**Problem to work on**.
Can the data below be set down again exactly, line for line?

##### Records for this exercise

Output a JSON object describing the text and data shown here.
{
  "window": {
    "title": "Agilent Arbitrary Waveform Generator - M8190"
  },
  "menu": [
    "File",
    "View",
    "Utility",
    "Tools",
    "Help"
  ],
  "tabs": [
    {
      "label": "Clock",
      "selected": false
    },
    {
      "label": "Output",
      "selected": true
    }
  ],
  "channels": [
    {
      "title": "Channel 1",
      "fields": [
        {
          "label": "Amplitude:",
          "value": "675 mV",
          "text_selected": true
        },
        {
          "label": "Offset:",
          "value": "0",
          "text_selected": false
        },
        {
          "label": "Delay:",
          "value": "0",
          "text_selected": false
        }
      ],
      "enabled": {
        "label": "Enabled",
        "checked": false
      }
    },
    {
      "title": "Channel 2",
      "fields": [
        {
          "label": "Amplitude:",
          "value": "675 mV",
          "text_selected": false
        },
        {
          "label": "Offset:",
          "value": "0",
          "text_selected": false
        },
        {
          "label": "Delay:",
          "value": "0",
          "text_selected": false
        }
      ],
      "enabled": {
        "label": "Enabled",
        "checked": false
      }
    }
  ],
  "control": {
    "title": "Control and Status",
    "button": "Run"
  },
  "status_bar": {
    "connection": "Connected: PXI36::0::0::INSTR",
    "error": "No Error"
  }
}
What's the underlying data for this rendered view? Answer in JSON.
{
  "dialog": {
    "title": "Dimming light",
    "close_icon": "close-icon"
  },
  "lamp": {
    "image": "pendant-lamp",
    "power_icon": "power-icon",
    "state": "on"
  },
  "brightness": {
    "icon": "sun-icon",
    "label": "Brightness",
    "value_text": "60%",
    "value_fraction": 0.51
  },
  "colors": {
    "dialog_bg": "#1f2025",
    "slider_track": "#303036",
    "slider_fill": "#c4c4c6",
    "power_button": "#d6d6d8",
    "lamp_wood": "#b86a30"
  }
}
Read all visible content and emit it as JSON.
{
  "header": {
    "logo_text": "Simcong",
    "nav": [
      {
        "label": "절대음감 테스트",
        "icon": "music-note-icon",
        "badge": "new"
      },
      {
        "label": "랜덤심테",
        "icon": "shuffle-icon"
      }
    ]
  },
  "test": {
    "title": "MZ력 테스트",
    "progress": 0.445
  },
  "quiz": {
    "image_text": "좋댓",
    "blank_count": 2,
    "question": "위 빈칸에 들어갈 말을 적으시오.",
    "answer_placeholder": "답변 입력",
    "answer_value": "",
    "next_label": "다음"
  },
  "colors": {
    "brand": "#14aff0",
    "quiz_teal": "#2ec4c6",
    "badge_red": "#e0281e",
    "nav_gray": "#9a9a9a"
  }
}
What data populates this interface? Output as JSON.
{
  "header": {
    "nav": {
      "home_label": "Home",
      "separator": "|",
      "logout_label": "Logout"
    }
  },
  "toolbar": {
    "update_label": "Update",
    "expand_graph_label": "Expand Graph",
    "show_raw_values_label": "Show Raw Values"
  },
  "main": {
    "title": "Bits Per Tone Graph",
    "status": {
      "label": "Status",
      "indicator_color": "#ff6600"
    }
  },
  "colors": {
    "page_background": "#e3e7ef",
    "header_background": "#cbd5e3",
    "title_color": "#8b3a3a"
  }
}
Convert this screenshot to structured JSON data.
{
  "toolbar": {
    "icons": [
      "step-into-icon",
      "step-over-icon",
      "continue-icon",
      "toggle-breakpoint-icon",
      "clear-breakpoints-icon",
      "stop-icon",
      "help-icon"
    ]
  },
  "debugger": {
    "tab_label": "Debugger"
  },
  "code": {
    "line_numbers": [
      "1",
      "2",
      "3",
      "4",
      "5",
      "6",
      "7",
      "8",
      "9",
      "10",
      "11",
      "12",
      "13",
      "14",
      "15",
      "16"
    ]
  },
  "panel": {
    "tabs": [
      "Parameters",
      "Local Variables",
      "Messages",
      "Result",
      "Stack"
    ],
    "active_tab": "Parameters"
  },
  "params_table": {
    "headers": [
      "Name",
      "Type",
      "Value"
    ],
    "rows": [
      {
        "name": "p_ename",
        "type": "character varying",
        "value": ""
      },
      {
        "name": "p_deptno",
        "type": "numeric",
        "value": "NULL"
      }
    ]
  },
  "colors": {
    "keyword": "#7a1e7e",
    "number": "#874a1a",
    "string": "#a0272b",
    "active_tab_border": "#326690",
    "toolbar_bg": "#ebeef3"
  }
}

##########

**Response to this task**.
Output a JSON object describing the text and data shown here.
{
  "window": {
    "title": "Agilent Arbitrary Waveform Generator - M8190"
  },
  "menu": [
    "File",
    "View",
    "Utility",
    "Tools",
    "Help"
  ],
  "tabs": [
    {
      "label": "Clock",
      "selected": false
    },
    {
      "label": "Output",
      "selected": true
    }
  ],
  "channels": [
    {
      "title": "Channel 1",
      "fields": [
        {
          "label": "Amplitude:",
          "value": "675 mV",
          "text_selected": true
        },
        {
          "label": "Offset:",
          "value": "0",
          "text_selected": false
        },
        {
          "label": "Delay:",
          "value": "0",
          "text_selected": false
        }
      ],
      "enabled": {
        "label": "Enabled",
        "checked": false
      }
    },
    {
      "title": "Channel 2",
      "fields": [
        {
          "label": "Amplitude:",
          "value": "675 mV",
          "text_selected": false
        },
        {
          "label": "Offset:",
          "value": "0",
          "text_selected": false
        },
        {
          "label": "Delay:",
          "value": "0",
          "text_selected": false
        }
      ],
      "enabled": {
        "label": "Enabled",
        "checked": false
      }
    }
  ],
  "control": {
    "title": "Control and Status",
    "button": "Run"
  },
  "status_bar": {
    "connection": "Connected: PXI36::0::0::INSTR",
    "error": "No Error"
  }
}
What's the underlying data for this rendered view? Answer in JSON.
{
  "dialog": {
    "title": "Dimming light",
    "close_icon": "close-icon"
  },
  "lamp": {
    "image": "pendant-lamp",
    "power_icon": "power-icon",
    "state": "on"
  },
  "brightness": {
    "icon": "sun-icon",
    "label": "Brightness",
    "value_text": "60%",
    "value_fraction": 0.51
  },
  "colors": {
    "dialog_bg": "#1f2025",
    "slider_track": "#303036",
    "slider_fill": "#c4c4c6",
    "power_button": "#d6d6d8",
    "lamp_wood": "#b86a30"
  }
}
Read all visible content and emit it as JSON.
{
  "header": {
    "logo_text": "Simcong",
    "nav": [
      {
        "label": "절대음감 테스트",
        "icon": "music-note-icon",
        "badge": "new"
      },
      {
        "label": "랜덤심테",
        "icon": "shuffle-icon"
      }
    ]
  },
  "test": {
    "title": "MZ력 테스트",
    "progress": 0.445
  },
  "quiz": {
    "image_text": "좋댓",
    "blank_count": 2,
    "question": "위 빈칸에 들어갈 말을 적으시오.",
    "answer_placeholder": "답변 입력",
    "answer_value": "",
    "next_label": "다음"
  },
  "colors": {
    "brand": "#14aff0",
    "quiz_teal": "#2ec4c6",
    "badge_red": "#e0281e",
    "nav_gray": "#9a9a9a"
  }
}
What data populates this interface? Output as JSON.
{
  "header": {
    "nav": {
      "home_label": "Home",
      "separator": "|",
      "logout_label": "Logout"
    }
  },
  "toolbar": {
    "update_label": "Update",
    "expand_graph_label": "Expand Graph",
    "show_raw_values_label": "Show Raw Values"
  },
  "main": {
    "title": "Bits Per Tone Graph",
    "status": {
      "label": "Status",
      "indicator_color": "#ff6600"
    }
  },
  "colors": {
    "page_background": "#e3e7ef",
    "header_background": "#cbd5e3",
    "title_color": "#8b3a3a"
  }
}
Convert this screenshot to structured JSON data.
{
  "toolbar": {
    "icons": [
      "step-into-icon",
      "step-over-icon",
      "continue-icon",
      "toggle-breakpoint-icon",
      "clear-breakpoints-icon",
      "stop-icon",
      "help-icon"
    ]
  },
  "debugger": {
    "tab_label": "Debugger"
  },
  "code": {
    "line_numbers": [
      "1",
      "2",
      "3",
      "4",
      "5",
      "6",
      "7",
      "8",
      "9",
      "10",
      "11",
      "12",
      "13",
      "14",
      "15",
      "16"
    ]
  },
  "panel": {
    "tabs": [
      "Parameters",
      "Local Variables",
      "Messages",
      "Result",
      "Stack"
    ],
    "active_tab": "Parameters"
  },
  "params_table": {
    "headers": [
      "Name",
      "Type",
      "Value"
    ],
    "rows": [
      {
        "name": "p_ename",
        "type": "character varying",
        "value": ""
      },
      {
        "name": "p_deptno",
        "type": "numeric",
        "value": "NULL"
      }
    ]
  },
  "colors": {
    "keyword": "#7a1e7e",
    "number": "#874a1a",
    "string": "#a0272b",
    "active_tab_border": "#326690",
    "toolbar_bg": "#ebeef3"
  }
}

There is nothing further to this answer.